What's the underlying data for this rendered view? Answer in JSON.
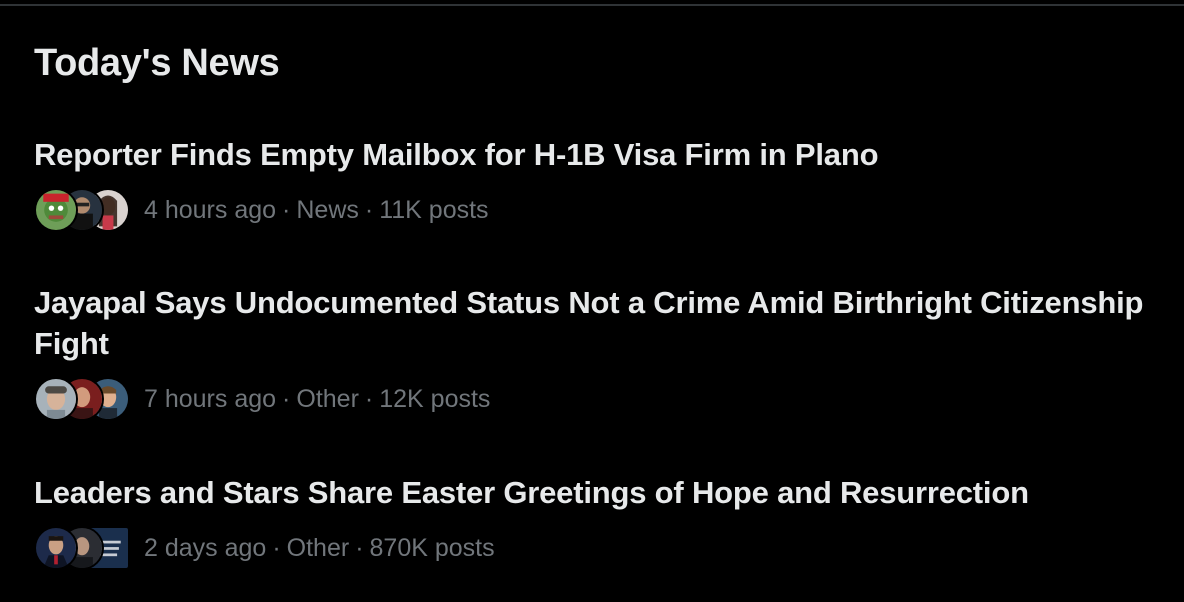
{
  "section": {
    "title": "Today's News"
  },
  "items": [
    {
      "headline": "Reporter Finds Empty Mailbox for H-1B Visa Firm in Plano",
      "time": "4 hours ago",
      "category": "News",
      "posts": "11K posts"
    },
    {
      "headline": "Jayapal Says Undocumented Status Not a Crime Amid Birthright Citizenship Fight",
      "time": "7 hours ago",
      "category": "Other",
      "posts": "12K posts"
    },
    {
      "headline": "Leaders and Stars Share Easter Greetings of Hope and Resurrection",
      "time": "2 days ago",
      "category": "Other",
      "posts": "870K posts"
    }
  ],
  "separator": "·",
  "colors": {
    "background": "#000000",
    "headline": "#e7e9ea",
    "meta": "#71767b",
    "border": "#2f3336"
  }
}
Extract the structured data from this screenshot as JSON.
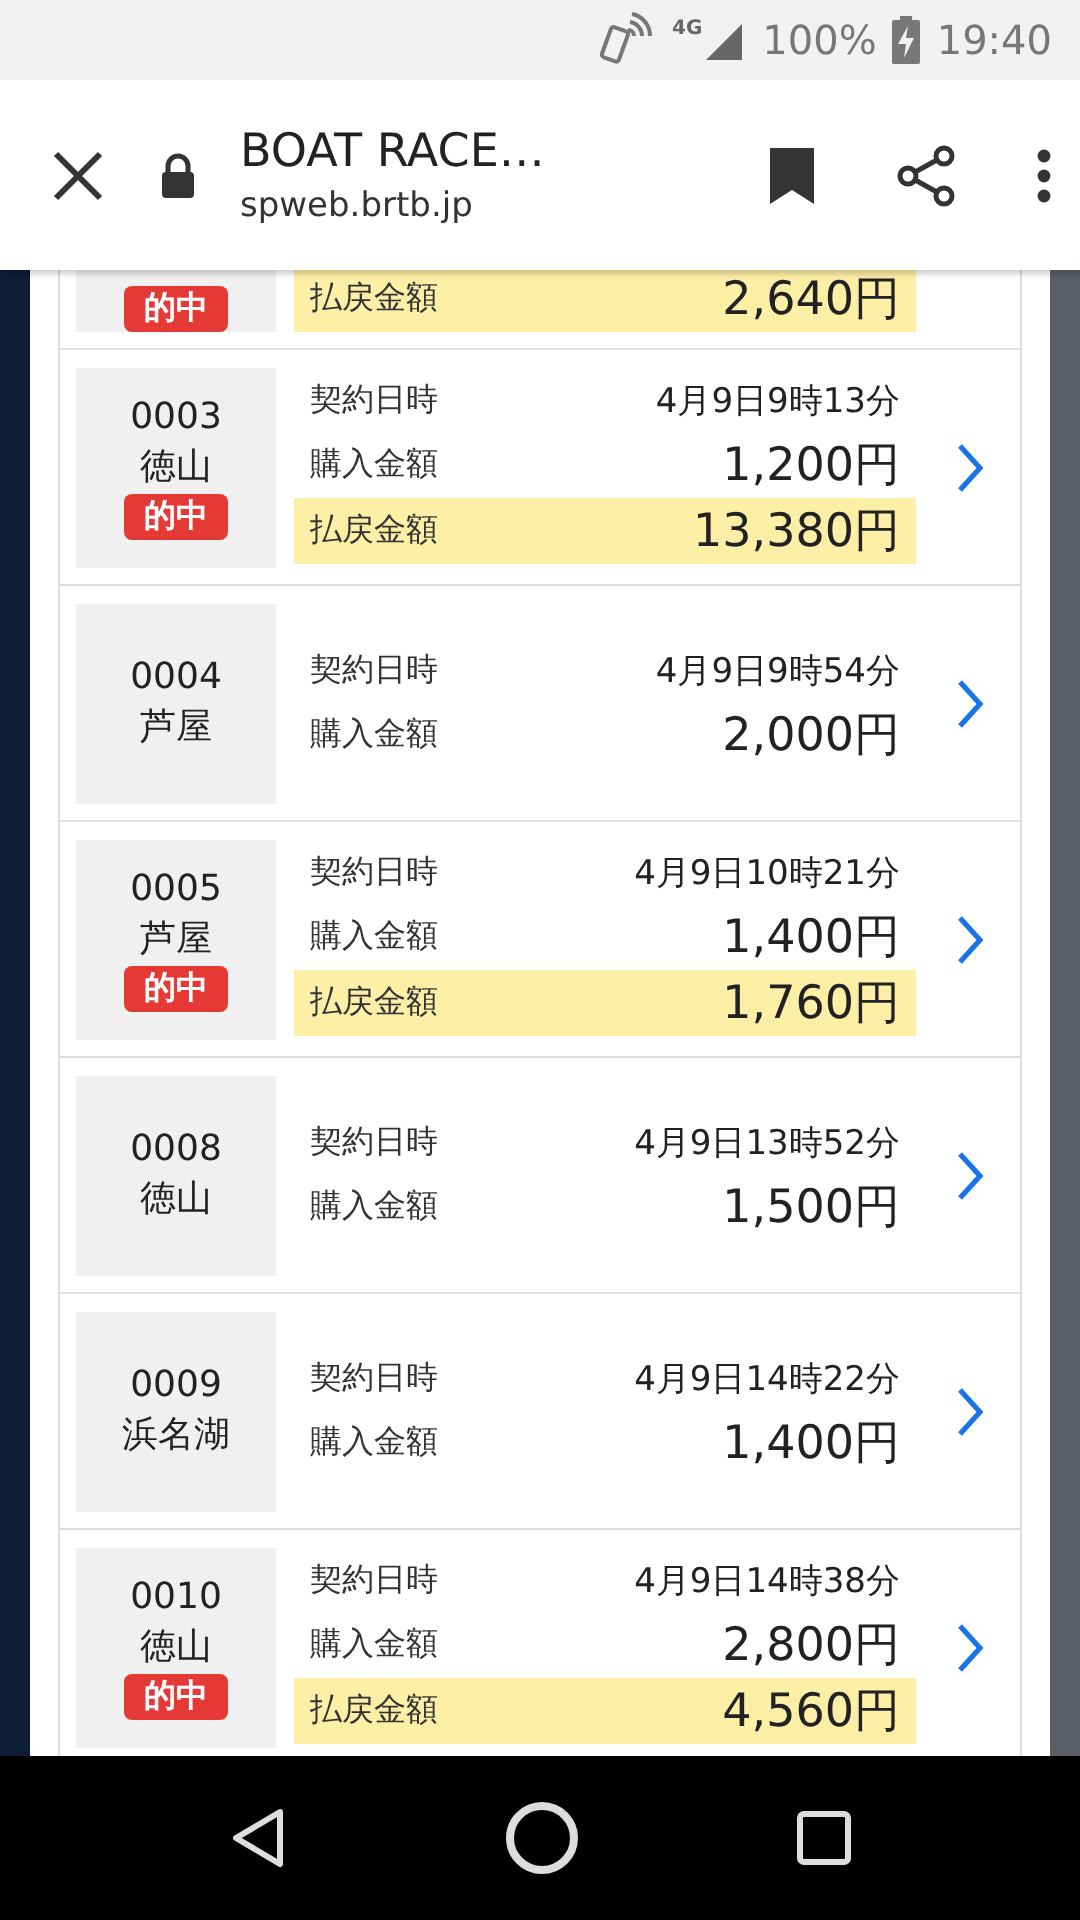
{
  "status_bar": {
    "network": "4G",
    "battery": "100%",
    "time": "19:40"
  },
  "toolbar": {
    "title": "BOAT RACE…",
    "url": "spweb.brtb.jp"
  },
  "tickets": [
    {
      "hit": true,
      "hit_label": "的中",
      "payout_label": "払戻金額",
      "payout": "2,640円"
    },
    {
      "id": "0003",
      "venue": "徳山",
      "hit": true,
      "hit_label": "的中",
      "date_label": "契約日時",
      "date": "4月9日9時13分",
      "purchase_label": "購入金額",
      "purchase": "1,200円",
      "payout_label": "払戻金額",
      "payout": "13,380円"
    },
    {
      "id": "0004",
      "venue": "芦屋",
      "hit": false,
      "date_label": "契約日時",
      "date": "4月9日9時54分",
      "purchase_label": "購入金額",
      "purchase": "2,000円"
    },
    {
      "id": "0005",
      "venue": "芦屋",
      "hit": true,
      "hit_label": "的中",
      "date_label": "契約日時",
      "date": "4月9日10時21分",
      "purchase_label": "購入金額",
      "purchase": "1,400円",
      "payout_label": "払戻金額",
      "payout": "1,760円"
    },
    {
      "id": "0008",
      "venue": "徳山",
      "hit": false,
      "date_label": "契約日時",
      "date": "4月9日13時52分",
      "purchase_label": "購入金額",
      "purchase": "1,500円"
    },
    {
      "id": "0009",
      "venue": "浜名湖",
      "hit": false,
      "date_label": "契約日時",
      "date": "4月9日14時22分",
      "purchase_label": "購入金額",
      "purchase": "1,400円"
    },
    {
      "id": "0010",
      "venue": "徳山",
      "hit": true,
      "hit_label": "的中",
      "date_label": "契約日時",
      "date": "4月9日14時38分",
      "purchase_label": "購入金額",
      "purchase": "2,800円",
      "payout_label": "払戻金額",
      "payout": "4,560円"
    }
  ]
}
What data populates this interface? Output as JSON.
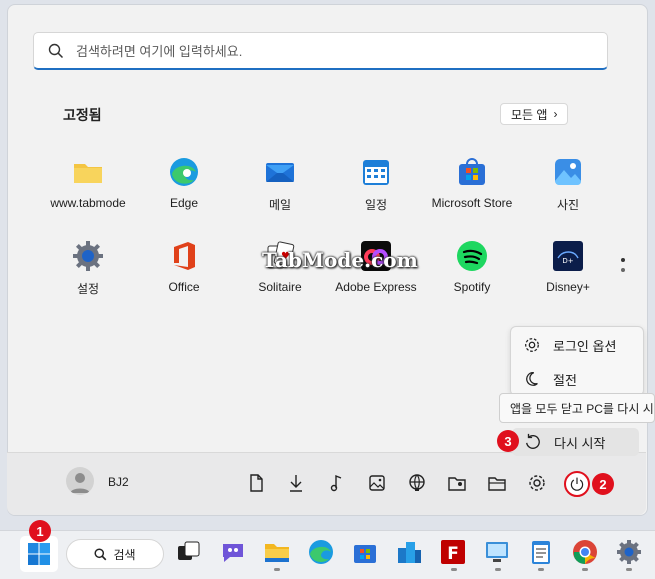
{
  "search": {
    "placeholder": "검색하려면 여기에 입력하세요."
  },
  "pinned": {
    "title": "고정됨",
    "all_apps_label": "모든 앱",
    "apps": [
      {
        "label": "www.tabmode",
        "icon": "folder-icon"
      },
      {
        "label": "Edge",
        "icon": "edge-icon"
      },
      {
        "label": "메일",
        "icon": "mail-icon"
      },
      {
        "label": "일정",
        "icon": "calendar-icon"
      },
      {
        "label": "Microsoft Store",
        "icon": "store-icon"
      },
      {
        "label": "사진",
        "icon": "photos-icon"
      },
      {
        "label": "설정",
        "icon": "settings-icon"
      },
      {
        "label": "Office",
        "icon": "office-icon"
      },
      {
        "label": "Solitaire",
        "icon": "solitaire-icon"
      },
      {
        "label": "Adobe Express",
        "icon": "adobe-express-icon"
      },
      {
        "label": "Spotify",
        "icon": "spotify-icon"
      },
      {
        "label": "Disney+",
        "icon": "disney-plus-icon"
      }
    ]
  },
  "watermark": "TabMode.com",
  "footer": {
    "user_name": "BJ2"
  },
  "power_menu": {
    "items": [
      "로그인 옵션",
      "절전",
      "다시 시작"
    ],
    "tooltip": "앱을 모두 닫고 PC를 다시 시작합니다."
  },
  "badges": {
    "start": "1",
    "power": "2",
    "restart": "3"
  },
  "taskbar": {
    "search_label": "검색"
  },
  "colors": {
    "accent": "#1f6fc2",
    "badge": "#e0101d"
  }
}
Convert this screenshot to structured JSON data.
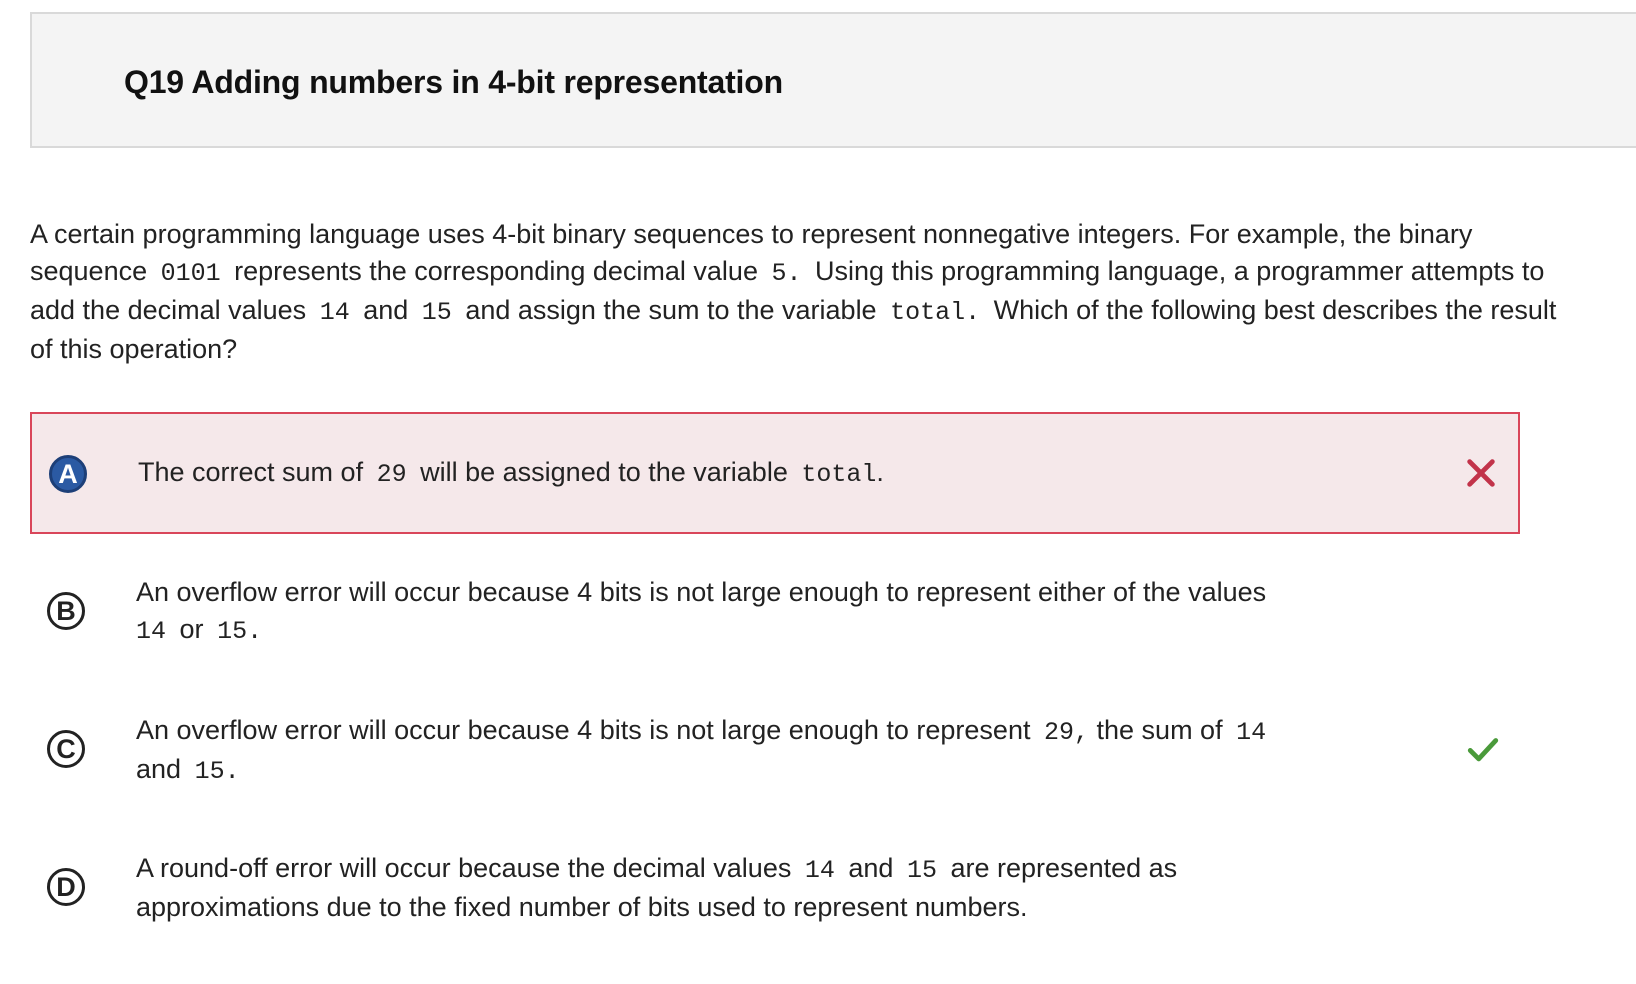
{
  "header": {
    "title": "Q19 Adding numbers in 4-bit representation"
  },
  "question": {
    "p1": "A certain programming language uses 4-bit binary sequences to represent nonnegative integers. For example, the binary sequence",
    "code1": "0101",
    "p2": "represents the corresponding decimal value",
    "code2": "5.",
    "p3": "Using this programming language, a programmer attempts to add the decimal values",
    "code3": "14",
    "p4": "and",
    "code4": "15",
    "p5": "and assign the sum to the variable",
    "code5": "total.",
    "p6": "Which of the following best describes the result of this operation?"
  },
  "options": [
    {
      "letter": "A",
      "t1": "The correct sum of",
      "c1": "29",
      "t2": "will be assigned to the variable",
      "c2": "total",
      "t3": ".",
      "status": "incorrect-selected"
    },
    {
      "letter": "B",
      "t1": "An overflow error will occur because 4 bits is not large enough to represent either of the values",
      "c1": "14",
      "t2": "or",
      "c2": "15.",
      "status": "none"
    },
    {
      "letter": "C",
      "t1": "An overflow error will occur because 4 bits is not large enough to represent",
      "c1": "29,",
      "t2": "the sum of",
      "c2": "14",
      "t3": "and",
      "c3": "15.",
      "status": "correct"
    },
    {
      "letter": "D",
      "t1": "A round-off error will occur because the decimal values",
      "c1": "14",
      "t2": "and",
      "c2": "15",
      "t3": "are represented as approximations due to the fixed number of bits used to represent numbers.",
      "status": "none"
    }
  ],
  "icons": {
    "incorrect": "close-icon",
    "correct": "check-icon"
  },
  "colors": {
    "incorrect_border": "#d9465a",
    "incorrect_bg": "#f5e8ea",
    "incorrect_mark": "#c2334a",
    "correct_mark": "#4a9a3a",
    "selected_letter": "#2b5aa3"
  }
}
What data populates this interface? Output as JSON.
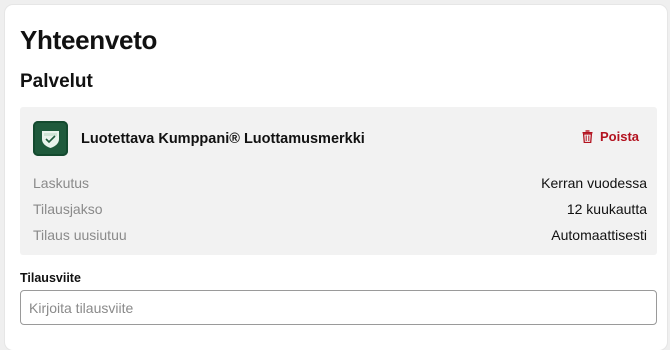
{
  "page": {
    "title": "Yhteenveto"
  },
  "services": {
    "heading": "Palvelut",
    "item": {
      "name": "Luotettava Kumppani® Luottamusmerkki",
      "logo_icon": "shield-badge-icon",
      "remove_label": "Poista",
      "remove_icon": "trash-icon",
      "details": [
        {
          "label": "Laskutus",
          "value": "Kerran vuodessa"
        },
        {
          "label": "Tilausjakso",
          "value": "12 kuukautta"
        },
        {
          "label": "Tilaus uusiutuu",
          "value": "Automaattisesti"
        }
      ]
    }
  },
  "order_reference": {
    "label": "Tilausviite",
    "value": "",
    "placeholder": "Kirjoita tilausviite"
  },
  "colors": {
    "accent_danger": "#b3121f",
    "logo_green": "#1f5a3c",
    "service_background": "#f2f2f2"
  }
}
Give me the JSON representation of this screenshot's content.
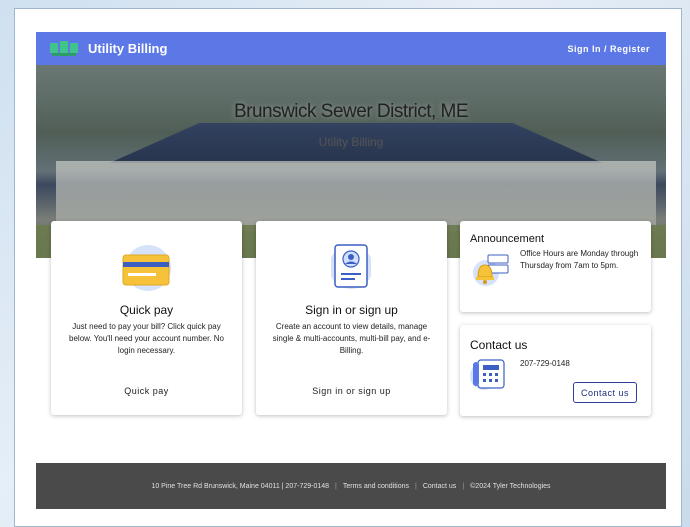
{
  "header": {
    "brand_name": "Utility Billing",
    "signin_label": "Sign In / Register"
  },
  "hero": {
    "title": "Brunswick Sewer District, ME",
    "subtitle": "Utility Billing"
  },
  "quick_pay": {
    "title": "Quick pay",
    "description": "Just need to pay your bill? Click quick pay below. You'll need your account number. No login necessary.",
    "action_label": "Quick pay",
    "icon": "credit-card-icon"
  },
  "signin_card": {
    "title": "Sign in or sign up",
    "description": "Create an account to view details, manage single & multi-accounts, multi-bill pay, and e-Billing.",
    "action_label": "Sign in or sign up",
    "icon": "user-badge-icon"
  },
  "announcement": {
    "title": "Announcement",
    "text": "Office Hours are Monday through Thursday from 7am to 5pm.",
    "icon": "bell-notification-icon"
  },
  "contact": {
    "title": "Contact us",
    "phone": "207-729-0148",
    "button_label": "Contact us",
    "icon": "phone-icon"
  },
  "footer": {
    "address": "10 Pine Tree Rd Brunswick, Maine 04011 | 207-729-0148",
    "terms_label": "Terms and conditions",
    "contact_label": "Contact us",
    "copyright": "©2024 Tyler Technologies"
  },
  "colors": {
    "header_bg": "#5b78e6",
    "logo_green": "#3fc48a",
    "footer_bg": "#4a4a4a",
    "button_border": "#2d3e9b"
  }
}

______________________________

**What to work on:** Give the number of lines above that hold the word "values", and nothing more.

**Written solution:** 3